[start of The records]

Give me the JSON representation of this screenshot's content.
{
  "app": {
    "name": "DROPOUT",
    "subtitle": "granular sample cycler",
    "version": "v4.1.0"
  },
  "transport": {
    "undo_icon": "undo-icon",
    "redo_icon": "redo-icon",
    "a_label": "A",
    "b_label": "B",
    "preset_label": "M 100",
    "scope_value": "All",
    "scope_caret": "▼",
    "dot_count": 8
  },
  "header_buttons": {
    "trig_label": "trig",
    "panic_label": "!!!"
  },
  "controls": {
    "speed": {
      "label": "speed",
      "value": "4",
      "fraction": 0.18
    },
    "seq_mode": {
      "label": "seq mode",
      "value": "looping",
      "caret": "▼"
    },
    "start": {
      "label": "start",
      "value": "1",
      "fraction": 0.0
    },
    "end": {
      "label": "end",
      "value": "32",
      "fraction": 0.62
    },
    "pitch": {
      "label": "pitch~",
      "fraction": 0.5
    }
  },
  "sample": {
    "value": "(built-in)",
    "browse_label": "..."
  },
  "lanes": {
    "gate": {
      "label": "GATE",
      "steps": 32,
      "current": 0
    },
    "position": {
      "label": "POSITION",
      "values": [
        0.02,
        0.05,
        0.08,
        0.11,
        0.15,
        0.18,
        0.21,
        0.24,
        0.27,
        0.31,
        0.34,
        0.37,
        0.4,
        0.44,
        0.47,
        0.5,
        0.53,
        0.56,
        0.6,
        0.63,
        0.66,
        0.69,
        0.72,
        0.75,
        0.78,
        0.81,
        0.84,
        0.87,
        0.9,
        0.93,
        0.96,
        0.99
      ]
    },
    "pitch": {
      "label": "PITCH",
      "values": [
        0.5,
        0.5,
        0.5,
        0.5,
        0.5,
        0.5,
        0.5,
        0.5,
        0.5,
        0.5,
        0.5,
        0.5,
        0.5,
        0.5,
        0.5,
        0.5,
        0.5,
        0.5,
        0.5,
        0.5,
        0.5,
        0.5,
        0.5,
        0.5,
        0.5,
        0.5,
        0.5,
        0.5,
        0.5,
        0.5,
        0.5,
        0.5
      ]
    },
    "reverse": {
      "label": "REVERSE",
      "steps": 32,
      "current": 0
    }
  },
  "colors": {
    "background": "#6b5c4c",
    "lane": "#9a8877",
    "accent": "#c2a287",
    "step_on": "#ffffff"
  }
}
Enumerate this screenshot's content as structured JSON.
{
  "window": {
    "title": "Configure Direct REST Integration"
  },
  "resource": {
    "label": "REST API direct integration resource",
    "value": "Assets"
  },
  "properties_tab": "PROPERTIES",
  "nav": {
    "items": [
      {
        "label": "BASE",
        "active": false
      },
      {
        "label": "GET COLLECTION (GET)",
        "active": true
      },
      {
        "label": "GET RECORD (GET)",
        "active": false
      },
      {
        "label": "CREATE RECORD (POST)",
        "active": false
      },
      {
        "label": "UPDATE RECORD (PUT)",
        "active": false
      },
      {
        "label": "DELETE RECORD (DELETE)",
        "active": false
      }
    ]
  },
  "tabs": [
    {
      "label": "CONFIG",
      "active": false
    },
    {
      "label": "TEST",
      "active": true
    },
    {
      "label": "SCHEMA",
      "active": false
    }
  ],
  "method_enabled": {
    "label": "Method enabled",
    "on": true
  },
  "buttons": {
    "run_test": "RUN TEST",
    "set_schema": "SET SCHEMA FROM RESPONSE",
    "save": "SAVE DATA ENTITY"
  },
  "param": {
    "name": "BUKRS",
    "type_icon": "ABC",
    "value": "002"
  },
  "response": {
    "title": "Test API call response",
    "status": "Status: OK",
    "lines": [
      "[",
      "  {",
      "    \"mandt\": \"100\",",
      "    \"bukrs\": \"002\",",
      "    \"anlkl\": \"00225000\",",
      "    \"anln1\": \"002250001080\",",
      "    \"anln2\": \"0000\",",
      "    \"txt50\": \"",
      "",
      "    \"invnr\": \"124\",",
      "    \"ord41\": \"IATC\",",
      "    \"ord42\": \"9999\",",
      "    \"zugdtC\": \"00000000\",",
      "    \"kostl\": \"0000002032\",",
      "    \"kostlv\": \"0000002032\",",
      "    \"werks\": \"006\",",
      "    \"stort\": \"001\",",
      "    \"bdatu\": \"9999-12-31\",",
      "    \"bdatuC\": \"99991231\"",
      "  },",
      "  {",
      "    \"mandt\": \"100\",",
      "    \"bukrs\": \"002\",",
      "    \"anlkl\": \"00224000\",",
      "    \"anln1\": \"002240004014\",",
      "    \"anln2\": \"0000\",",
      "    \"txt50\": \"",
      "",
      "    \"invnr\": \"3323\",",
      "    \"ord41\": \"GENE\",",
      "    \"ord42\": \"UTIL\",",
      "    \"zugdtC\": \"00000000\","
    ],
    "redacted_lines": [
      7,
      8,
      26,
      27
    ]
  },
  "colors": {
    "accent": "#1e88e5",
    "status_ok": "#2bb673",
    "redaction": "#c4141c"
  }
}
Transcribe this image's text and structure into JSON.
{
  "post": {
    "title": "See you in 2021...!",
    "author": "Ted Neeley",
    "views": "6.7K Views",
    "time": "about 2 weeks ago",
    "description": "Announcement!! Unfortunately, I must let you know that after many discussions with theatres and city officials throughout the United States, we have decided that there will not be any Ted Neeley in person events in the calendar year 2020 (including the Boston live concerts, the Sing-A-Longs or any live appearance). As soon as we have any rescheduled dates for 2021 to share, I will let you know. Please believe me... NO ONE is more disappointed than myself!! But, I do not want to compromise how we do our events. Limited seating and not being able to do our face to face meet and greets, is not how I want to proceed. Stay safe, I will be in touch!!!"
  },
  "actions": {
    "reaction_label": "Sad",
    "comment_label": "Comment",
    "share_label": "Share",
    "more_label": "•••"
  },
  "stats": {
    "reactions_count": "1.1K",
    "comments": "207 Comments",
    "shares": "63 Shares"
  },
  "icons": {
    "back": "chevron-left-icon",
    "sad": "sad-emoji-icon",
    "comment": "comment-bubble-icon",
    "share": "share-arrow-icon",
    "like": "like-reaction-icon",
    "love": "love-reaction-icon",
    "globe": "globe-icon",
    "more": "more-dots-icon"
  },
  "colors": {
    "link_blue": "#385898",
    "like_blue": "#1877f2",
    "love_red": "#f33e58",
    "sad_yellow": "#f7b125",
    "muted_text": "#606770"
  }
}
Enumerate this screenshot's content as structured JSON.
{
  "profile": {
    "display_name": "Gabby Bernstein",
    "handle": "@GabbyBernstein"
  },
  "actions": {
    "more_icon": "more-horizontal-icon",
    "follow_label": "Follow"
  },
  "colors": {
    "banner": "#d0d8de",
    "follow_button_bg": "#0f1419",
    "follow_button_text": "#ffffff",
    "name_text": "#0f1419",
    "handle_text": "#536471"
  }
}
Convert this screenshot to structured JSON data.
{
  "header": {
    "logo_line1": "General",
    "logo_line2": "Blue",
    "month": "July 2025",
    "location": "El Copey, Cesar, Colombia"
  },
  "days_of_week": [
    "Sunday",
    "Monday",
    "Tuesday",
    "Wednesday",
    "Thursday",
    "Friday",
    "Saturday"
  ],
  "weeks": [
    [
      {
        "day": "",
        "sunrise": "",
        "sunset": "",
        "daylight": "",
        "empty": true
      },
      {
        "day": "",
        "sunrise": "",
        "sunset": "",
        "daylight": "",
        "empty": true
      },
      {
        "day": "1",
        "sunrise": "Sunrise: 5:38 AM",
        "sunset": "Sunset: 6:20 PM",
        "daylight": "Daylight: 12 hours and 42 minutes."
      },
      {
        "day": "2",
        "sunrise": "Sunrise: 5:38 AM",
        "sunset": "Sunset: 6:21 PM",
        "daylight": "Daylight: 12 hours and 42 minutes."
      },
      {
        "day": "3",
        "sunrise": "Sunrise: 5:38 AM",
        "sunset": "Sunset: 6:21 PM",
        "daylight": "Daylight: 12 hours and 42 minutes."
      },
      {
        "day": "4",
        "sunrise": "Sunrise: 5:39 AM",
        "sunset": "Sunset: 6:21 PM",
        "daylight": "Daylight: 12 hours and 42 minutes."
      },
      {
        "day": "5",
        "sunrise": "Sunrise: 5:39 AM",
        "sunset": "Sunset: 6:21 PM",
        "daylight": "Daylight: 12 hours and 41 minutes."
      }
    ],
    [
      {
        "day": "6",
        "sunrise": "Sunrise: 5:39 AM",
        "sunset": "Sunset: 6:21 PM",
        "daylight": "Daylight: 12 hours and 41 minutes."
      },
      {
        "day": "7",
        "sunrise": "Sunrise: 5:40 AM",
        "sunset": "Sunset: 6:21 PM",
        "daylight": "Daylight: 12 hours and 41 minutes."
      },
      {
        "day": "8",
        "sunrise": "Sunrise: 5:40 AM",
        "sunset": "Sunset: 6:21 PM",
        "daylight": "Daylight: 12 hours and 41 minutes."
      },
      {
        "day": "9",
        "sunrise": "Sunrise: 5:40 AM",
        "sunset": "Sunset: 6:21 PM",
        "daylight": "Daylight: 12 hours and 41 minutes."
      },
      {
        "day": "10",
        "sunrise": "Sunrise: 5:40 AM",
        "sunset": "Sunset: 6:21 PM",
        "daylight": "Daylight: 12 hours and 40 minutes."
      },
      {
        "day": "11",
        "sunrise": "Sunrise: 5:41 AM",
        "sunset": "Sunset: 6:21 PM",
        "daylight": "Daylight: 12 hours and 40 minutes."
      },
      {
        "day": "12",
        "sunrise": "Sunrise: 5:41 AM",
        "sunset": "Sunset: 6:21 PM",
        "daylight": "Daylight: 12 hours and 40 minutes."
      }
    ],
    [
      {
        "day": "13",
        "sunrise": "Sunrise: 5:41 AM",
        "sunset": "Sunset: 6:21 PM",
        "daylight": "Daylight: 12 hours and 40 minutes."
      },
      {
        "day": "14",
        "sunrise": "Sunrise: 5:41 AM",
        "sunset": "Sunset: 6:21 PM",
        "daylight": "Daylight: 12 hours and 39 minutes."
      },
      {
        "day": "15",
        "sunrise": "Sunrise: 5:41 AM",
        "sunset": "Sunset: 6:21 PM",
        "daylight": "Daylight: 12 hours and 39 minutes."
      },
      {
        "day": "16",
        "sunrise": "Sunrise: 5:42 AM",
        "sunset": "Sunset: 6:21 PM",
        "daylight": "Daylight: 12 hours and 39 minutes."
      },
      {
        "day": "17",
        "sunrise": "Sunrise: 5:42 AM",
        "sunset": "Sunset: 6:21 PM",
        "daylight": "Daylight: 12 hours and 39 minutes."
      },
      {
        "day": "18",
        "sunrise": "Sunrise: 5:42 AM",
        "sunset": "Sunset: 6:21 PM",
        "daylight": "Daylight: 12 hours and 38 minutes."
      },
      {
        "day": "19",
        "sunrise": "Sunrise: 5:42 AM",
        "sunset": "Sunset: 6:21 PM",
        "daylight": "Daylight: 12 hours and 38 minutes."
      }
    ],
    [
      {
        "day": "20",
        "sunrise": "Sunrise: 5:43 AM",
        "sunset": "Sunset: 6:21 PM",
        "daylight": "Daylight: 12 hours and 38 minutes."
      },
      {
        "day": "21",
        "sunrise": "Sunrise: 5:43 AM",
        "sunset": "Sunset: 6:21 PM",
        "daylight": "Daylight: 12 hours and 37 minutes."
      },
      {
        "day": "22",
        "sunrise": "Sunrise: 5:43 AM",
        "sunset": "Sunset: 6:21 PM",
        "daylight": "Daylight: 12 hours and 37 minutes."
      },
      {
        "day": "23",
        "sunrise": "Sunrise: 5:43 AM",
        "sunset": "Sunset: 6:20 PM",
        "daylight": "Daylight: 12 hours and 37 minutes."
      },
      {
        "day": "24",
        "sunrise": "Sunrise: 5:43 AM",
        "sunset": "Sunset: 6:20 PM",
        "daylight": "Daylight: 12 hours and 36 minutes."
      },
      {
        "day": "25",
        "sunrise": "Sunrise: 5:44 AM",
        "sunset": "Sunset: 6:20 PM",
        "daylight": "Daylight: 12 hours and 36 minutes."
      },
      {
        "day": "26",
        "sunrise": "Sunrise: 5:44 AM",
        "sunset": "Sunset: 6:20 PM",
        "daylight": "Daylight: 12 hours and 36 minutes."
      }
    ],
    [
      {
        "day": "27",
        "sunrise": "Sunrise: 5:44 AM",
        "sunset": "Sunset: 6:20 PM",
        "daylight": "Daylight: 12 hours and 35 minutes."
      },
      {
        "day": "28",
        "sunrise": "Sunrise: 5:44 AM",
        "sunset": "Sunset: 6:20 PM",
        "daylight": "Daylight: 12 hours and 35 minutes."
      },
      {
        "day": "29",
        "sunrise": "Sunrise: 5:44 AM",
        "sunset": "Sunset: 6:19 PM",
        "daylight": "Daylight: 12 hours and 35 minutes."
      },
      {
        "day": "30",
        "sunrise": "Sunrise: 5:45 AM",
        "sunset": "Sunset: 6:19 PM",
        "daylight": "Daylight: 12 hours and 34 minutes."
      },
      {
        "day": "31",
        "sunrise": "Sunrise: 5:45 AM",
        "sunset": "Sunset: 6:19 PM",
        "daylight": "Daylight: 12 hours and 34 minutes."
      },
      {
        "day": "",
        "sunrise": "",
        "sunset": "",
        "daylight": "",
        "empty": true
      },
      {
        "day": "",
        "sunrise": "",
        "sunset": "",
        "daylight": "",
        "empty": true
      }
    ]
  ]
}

[end of The records]

Problem description: Your answer should be a single number: how many lines in the data above include "REST"?

Full solution: 2